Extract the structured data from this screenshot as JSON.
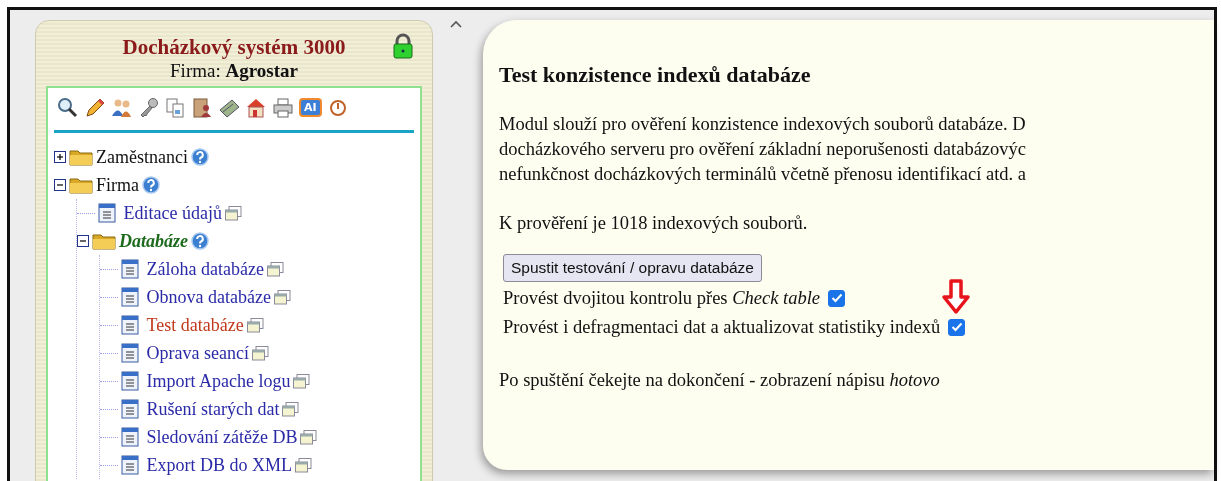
{
  "sidebar": {
    "title": "Docházkový systém 3000",
    "company": "Firma: **Agrostar**",
    "toolbar_badge": "AI",
    "tree": [
      {
        "label": "Zaměstnanci",
        "kind": "folder",
        "expanded": false,
        "selected": false
      },
      {
        "label": "Firma",
        "kind": "folder",
        "expanded": true,
        "selected": false,
        "children": [
          {
            "label": "Editace údajů",
            "kind": "page",
            "selected": false
          },
          {
            "label": "Databáze",
            "kind": "folder",
            "expanded": true,
            "selected": true,
            "children": [
              {
                "label": "Záloha databáze",
                "kind": "page",
                "selected": false
              },
              {
                "label": "Obnova databáze",
                "kind": "page",
                "selected": false
              },
              {
                "label": "Test databáze",
                "kind": "page",
                "selected": true
              },
              {
                "label": "Oprava seancí",
                "kind": "page",
                "selected": false
              },
              {
                "label": "Import Apache logu",
                "kind": "page",
                "selected": false
              },
              {
                "label": "Rušení starých dat",
                "kind": "page",
                "selected": false
              },
              {
                "label": "Sledování zátěže DB",
                "kind": "page",
                "selected": false
              },
              {
                "label": "Export DB do XML",
                "kind": "page",
                "selected": false
              }
            ]
          }
        ]
      }
    ]
  },
  "main": {
    "heading": "Test konzistence indexů databáze",
    "description_lines": [
      "Modul slouží pro ověření konzistence indexových souborů databáze. D",
      "docházkového serveru pro ověření základní neporušenosti databázovýc",
      "nefunkčnost docházkových terminálů včetně přenosu identifikací atd. a"
    ],
    "file_count": "K prověření je 1018 indexových souborů.",
    "button": "Spustit testování / opravu databáze",
    "options": [
      {
        "label": "Provést dvojitou kontrolu přes *Check table*",
        "checked": true,
        "highlighted": false
      },
      {
        "label": "Provést i defragmentaci dat a aktualizovat statistiky indexů",
        "checked": true,
        "highlighted": true
      }
    ],
    "note": "Po spuštění čekejte na dokončení - zobrazení nápisu *hotovo*"
  }
}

****

#### [WHAT YOU NEED TO DO]
Please set down each line of the data above exactly as written, without the pictures.

#### [EXERCISE SOLUTION]
Extract the structured data from this screenshot as JSON.
{
  "sidebar": {
    "title": "Docházkový systém 3000",
    "company": "Firma: **Agrostar**",
    "toolbar_badge": "AI",
    "tree": [
      {
        "label": "Zaměstnanci",
        "kind": "folder",
        "expanded": false,
        "selected": false
      },
      {
        "label": "Firma",
        "kind": "folder",
        "expanded": true,
        "selected": false,
        "children": [
          {
            "label": "Editace údajů",
            "kind": "page",
            "selected": false
          },
          {
            "label": "Databáze",
            "kind": "folder",
            "expanded": true,
            "selected": true,
            "children": [
              {
                "label": "Záloha databáze",
                "kind": "page",
                "selected": false
              },
              {
                "label": "Obnova databáze",
                "kind": "page",
                "selected": false
              },
              {
                "label": "Test databáze",
                "kind": "page",
                "selected": true
              },
              {
                "label": "Oprava seancí",
                "kind": "page",
                "selected": false
              },
              {
                "label": "Import Apache logu",
                "kind": "page",
                "selected": false
              },
              {
                "label": "Rušení starých dat",
                "kind": "page",
                "selected": false
              },
              {
                "label": "Sledování zátěže DB",
                "kind": "page",
                "selected": false
              },
              {
                "label": "Export DB do XML",
                "kind": "page",
                "selected": false
              }
            ]
          }
        ]
      }
    ]
  },
  "main": {
    "heading": "Test konzistence indexů databáze",
    "description_lines": [
      "Modul slouží pro ověření konzistence indexových souborů databáze. D",
      "docházkového serveru pro ověření základní neporušenosti databázovýc",
      "nefunkčnost docházkových terminálů včetně přenosu identifikací atd. a"
    ],
    "file_count": "K prověření je 1018 indexových souborů.",
    "button": "Spustit testování / opravu databáze",
    "options": [
      {
        "label": "Provést dvojitou kontrolu přes *Check table*",
        "checked": true,
        "highlighted": false
      },
      {
        "label": "Provést i defragmentaci dat a aktualizovat statistiky indexů",
        "checked": true,
        "highlighted": true
      }
    ],
    "note": "Po spuštění čekejte na dokončení - zobrazení nápisu *hotovo*"
  }
}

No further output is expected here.